- **Set exercise**
Using the listing below, report all lines holding the word "color".

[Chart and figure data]
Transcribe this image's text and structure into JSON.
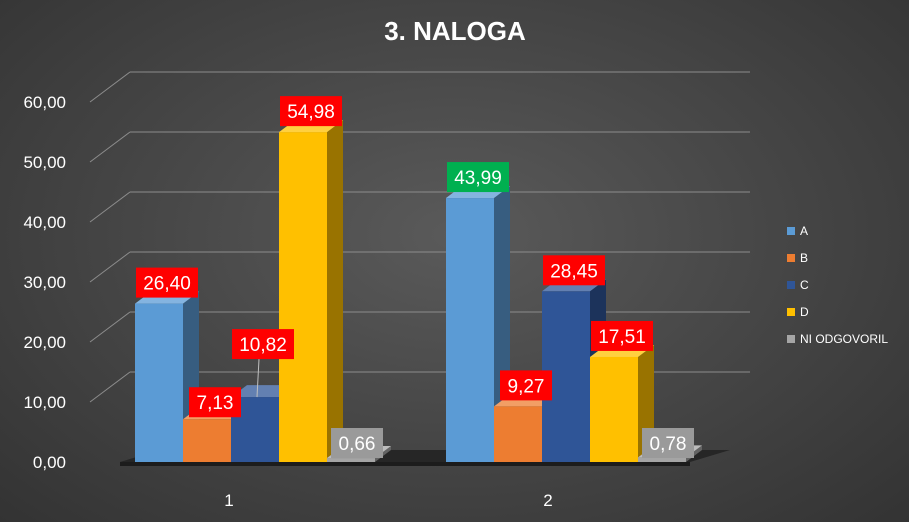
{
  "chart_data": {
    "type": "bar",
    "title": "3. NALOGA",
    "categories": [
      "1",
      "2"
    ],
    "series": [
      {
        "name": "A",
        "values": [
          26.4,
          43.99
        ],
        "color": "#5b9bd5",
        "labels": [
          "26,40",
          "43,99"
        ],
        "label_bg": [
          "#ff0000",
          "#00b050"
        ]
      },
      {
        "name": "B",
        "values": [
          7.13,
          9.27
        ],
        "color": "#ed7d31",
        "labels": [
          "7,13",
          "9,27"
        ],
        "label_bg": [
          "#ff0000",
          "#ff0000"
        ]
      },
      {
        "name": "C",
        "values": [
          10.82,
          28.45
        ],
        "color": "#2f5597",
        "labels": [
          "10,82",
          "28,45"
        ],
        "label_bg": [
          "#ff0000",
          "#ff0000"
        ]
      },
      {
        "name": "D",
        "values": [
          54.98,
          17.51
        ],
        "color": "#ffc000",
        "labels": [
          "54,98",
          "17,51"
        ],
        "label_bg": [
          "#ff0000",
          "#ff0000"
        ]
      },
      {
        "name": "NI ODGOVORIL",
        "values": [
          0.66,
          0.78
        ],
        "color": "#a5a5a5",
        "labels": [
          "0,66",
          "0,78"
        ],
        "label_bg": [
          "#9a9a9a",
          "#9a9a9a"
        ]
      }
    ],
    "ylim": [
      0,
      60
    ],
    "yticks": [
      "0,00",
      "10,00",
      "20,00",
      "30,00",
      "40,00",
      "50,00",
      "60,00"
    ],
    "grid": true,
    "legend_position": "right",
    "perspective": "3d"
  }
}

- **Solved problem**
        "color": "#5b9bd5",
        "color": "#ed7d31",
        "color": "#2f5597",
        "color": "#ffc000",
        "color": "#a5a5a5",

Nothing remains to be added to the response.